*Aim*.
Can you render the lines from the first one up to and including the line with "facet-strip-label: 2 [623, 85, 637, 110]" as a Markdown table with the columns No. and Line, leaving out any blank lines?

— Begin Exercise material —

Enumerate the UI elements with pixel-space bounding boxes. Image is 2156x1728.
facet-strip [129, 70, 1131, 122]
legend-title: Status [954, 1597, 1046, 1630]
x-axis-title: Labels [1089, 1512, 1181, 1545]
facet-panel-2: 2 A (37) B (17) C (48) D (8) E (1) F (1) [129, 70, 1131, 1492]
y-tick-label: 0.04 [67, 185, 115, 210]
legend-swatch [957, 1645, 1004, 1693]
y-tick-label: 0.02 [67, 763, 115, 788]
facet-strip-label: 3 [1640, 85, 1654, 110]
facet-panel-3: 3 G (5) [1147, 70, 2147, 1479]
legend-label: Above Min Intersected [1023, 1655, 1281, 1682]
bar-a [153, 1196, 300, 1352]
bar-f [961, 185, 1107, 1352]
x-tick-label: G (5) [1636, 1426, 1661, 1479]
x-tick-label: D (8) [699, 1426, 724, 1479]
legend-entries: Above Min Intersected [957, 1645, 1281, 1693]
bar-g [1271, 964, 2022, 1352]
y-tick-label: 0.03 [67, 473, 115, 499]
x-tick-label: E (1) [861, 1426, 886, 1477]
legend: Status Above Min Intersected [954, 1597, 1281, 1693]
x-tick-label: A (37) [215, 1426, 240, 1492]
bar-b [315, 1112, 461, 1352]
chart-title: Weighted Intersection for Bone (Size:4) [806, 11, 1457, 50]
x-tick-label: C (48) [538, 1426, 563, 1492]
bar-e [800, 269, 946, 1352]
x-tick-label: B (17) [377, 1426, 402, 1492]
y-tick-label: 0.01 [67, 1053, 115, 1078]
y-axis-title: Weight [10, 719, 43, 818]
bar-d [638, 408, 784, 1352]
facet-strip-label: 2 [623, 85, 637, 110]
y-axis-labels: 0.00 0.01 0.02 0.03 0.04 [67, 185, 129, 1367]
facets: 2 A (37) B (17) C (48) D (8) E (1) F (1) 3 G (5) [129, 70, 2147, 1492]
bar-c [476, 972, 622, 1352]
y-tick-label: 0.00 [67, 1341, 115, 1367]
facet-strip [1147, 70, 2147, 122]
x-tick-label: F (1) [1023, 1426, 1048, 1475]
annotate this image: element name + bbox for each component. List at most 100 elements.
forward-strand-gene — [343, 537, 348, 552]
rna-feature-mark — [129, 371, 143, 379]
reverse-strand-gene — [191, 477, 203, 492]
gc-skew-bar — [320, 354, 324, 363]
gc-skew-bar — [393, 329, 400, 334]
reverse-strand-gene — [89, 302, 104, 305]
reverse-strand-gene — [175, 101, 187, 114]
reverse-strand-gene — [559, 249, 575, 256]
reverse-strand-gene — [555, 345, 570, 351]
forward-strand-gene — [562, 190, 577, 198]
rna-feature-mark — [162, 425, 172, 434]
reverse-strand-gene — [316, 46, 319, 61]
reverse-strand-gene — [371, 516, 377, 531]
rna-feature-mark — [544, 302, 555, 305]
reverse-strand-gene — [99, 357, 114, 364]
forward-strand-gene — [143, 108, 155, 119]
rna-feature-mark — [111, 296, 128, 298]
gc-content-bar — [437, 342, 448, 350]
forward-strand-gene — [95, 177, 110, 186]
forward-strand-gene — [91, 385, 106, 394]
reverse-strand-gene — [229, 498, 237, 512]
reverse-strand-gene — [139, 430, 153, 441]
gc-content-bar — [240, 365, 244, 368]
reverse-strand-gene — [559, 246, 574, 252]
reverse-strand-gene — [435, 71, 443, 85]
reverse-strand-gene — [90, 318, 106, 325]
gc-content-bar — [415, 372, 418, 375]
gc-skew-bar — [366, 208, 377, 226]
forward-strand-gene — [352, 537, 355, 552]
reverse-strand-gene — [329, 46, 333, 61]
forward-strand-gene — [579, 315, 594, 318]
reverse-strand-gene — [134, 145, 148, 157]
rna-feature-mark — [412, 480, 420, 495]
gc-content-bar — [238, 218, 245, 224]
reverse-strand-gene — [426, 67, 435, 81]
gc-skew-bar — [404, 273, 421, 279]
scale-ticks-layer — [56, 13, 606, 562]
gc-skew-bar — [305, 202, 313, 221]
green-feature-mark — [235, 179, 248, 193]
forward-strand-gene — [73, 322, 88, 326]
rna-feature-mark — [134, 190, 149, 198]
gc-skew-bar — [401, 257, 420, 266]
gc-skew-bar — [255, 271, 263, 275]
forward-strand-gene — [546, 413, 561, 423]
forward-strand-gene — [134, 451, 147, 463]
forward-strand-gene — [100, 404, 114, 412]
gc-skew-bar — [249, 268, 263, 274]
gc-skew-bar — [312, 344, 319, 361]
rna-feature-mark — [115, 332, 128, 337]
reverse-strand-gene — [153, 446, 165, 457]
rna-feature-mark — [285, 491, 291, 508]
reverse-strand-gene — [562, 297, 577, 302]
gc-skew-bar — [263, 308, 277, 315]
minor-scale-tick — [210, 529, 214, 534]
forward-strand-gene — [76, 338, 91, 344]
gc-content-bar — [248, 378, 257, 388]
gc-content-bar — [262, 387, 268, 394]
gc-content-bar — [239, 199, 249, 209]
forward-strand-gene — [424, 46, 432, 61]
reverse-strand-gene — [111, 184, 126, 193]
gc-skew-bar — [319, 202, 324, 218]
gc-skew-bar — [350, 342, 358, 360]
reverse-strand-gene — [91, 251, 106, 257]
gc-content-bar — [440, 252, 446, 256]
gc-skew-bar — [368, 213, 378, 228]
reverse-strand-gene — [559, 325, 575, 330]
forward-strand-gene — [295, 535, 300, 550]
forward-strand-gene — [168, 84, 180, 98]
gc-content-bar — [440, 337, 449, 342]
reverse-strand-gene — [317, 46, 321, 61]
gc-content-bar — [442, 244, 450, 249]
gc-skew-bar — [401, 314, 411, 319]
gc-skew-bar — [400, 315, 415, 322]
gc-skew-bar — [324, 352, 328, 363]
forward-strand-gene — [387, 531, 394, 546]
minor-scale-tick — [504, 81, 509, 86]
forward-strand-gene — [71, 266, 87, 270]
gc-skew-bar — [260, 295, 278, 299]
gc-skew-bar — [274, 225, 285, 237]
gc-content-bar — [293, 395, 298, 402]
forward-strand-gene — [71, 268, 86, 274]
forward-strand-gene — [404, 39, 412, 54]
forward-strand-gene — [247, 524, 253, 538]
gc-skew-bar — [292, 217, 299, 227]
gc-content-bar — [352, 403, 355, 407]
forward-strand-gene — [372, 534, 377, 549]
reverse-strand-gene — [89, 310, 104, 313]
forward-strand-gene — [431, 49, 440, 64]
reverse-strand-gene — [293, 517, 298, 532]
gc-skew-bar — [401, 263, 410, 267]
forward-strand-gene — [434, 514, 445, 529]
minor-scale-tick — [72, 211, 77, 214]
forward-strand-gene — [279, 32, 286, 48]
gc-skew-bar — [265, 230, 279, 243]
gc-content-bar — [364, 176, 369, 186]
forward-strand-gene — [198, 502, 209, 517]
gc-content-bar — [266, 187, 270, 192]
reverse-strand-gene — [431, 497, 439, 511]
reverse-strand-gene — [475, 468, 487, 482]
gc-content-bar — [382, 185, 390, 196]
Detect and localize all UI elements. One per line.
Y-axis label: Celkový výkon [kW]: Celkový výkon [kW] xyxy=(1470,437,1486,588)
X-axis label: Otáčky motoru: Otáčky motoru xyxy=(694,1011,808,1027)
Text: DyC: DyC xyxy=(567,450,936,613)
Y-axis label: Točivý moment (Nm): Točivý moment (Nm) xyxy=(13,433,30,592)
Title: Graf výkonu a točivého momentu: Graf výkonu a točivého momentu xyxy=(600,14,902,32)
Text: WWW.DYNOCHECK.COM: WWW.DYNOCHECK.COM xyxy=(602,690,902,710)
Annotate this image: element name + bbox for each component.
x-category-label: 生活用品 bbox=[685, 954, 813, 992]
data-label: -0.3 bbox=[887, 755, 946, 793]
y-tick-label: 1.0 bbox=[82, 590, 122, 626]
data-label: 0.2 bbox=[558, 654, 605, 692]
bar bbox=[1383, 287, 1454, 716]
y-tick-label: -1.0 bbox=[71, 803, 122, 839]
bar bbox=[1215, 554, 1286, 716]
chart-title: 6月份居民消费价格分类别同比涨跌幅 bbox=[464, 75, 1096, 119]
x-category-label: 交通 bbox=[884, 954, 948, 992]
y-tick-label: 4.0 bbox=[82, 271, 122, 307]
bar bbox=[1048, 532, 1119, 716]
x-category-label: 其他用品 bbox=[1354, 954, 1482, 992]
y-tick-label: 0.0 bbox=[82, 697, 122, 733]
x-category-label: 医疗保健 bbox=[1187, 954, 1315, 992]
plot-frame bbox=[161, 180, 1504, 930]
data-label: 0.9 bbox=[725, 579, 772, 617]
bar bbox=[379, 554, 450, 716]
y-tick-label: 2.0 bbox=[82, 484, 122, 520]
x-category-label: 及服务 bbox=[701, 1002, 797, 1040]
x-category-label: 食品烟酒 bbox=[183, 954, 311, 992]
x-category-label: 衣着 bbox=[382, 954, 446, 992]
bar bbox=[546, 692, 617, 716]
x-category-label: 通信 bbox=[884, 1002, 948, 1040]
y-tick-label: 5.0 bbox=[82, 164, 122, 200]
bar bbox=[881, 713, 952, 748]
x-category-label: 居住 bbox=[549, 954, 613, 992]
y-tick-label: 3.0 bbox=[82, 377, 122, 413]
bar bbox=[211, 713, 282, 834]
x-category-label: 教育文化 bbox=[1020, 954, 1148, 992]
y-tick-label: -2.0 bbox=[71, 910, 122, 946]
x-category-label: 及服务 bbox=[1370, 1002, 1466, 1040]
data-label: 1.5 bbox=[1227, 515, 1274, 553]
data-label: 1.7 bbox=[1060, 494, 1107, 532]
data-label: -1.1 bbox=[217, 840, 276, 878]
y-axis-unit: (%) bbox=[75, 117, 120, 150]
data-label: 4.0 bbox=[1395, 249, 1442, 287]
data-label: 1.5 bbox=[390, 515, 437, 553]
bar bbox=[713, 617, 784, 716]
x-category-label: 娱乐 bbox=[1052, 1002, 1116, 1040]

— End Exercise material —

*Full solution*.
| No. | Line |
|---|---|
| 1 | Enumerate the UI elements with pixel-space bounding boxes. Image is 2156x1728. |
| 2 | facet-strip [129, 70, 1131, 122] |
| 3 | legend-title: Status [954, 1597, 1046, 1630] |
| 4 | x-axis-title: Labels [1089, 1512, 1181, 1545] |
| 5 | facet-panel-2: 2 A (37) B (17) C (48) D (8) E (1) F (1) [129, 70, 1131, 1492] |
| 6 | y-tick-label: 0.04 [67, 185, 115, 210] |
| 7 | legend-swatch [957, 1645, 1004, 1693] |
| 8 | y-tick-label: 0.02 [67, 763, 115, 788] |
| 9 | facet-strip-label: 3 [1640, 85, 1654, 110] |
| 10 | facet-panel-3: 3 G (5) [1147, 70, 2147, 1479] |
| 11 | legend-label: Above Min Intersected [1023, 1655, 1281, 1682] |
| 12 | bar-a [153, 1196, 300, 1352] |
| 13 | bar-f [961, 185, 1107, 1352] |
| 14 | x-tick-label: G (5) [1636, 1426, 1661, 1479] |
| 15 | x-tick-label: D (8) [699, 1426, 724, 1479] |
| 16 | legend-entries: Above Min Intersected [957, 1645, 1281, 1693] |
| 17 | bar-g [1271, 964, 2022, 1352] |
| 18 | y-tick-label: 0.03 [67, 473, 115, 499] |
| 19 | x-tick-label: E (1) [861, 1426, 886, 1477] |
| 20 | legend: Status Above Min Intersected [954, 1597, 1281, 1693] |
| 21 | x-tick-label: A (37) [215, 1426, 240, 1492] |
| 22 | bar-b [315, 1112, 461, 1352] |
| 23 | chart-title: Weighted Intersection for Bone (Size:4) [806, 11, 1457, 50] |
| 24 | x-tick-label: C (48) [538, 1426, 563, 1492] |
| 25 | bar-e [800, 269, 946, 1352] |
| 26 | x-tick-label: B (17) [377, 1426, 402, 1492] |
| 27 | y-tick-label: 0.01 [67, 1053, 115, 1078] |
| 28 | y-axis-title: Weight [10, 719, 43, 818] |
| 29 | bar-d [638, 408, 784, 1352] |
| 30 | facet-strip-label: 2 [623, 85, 637, 110] |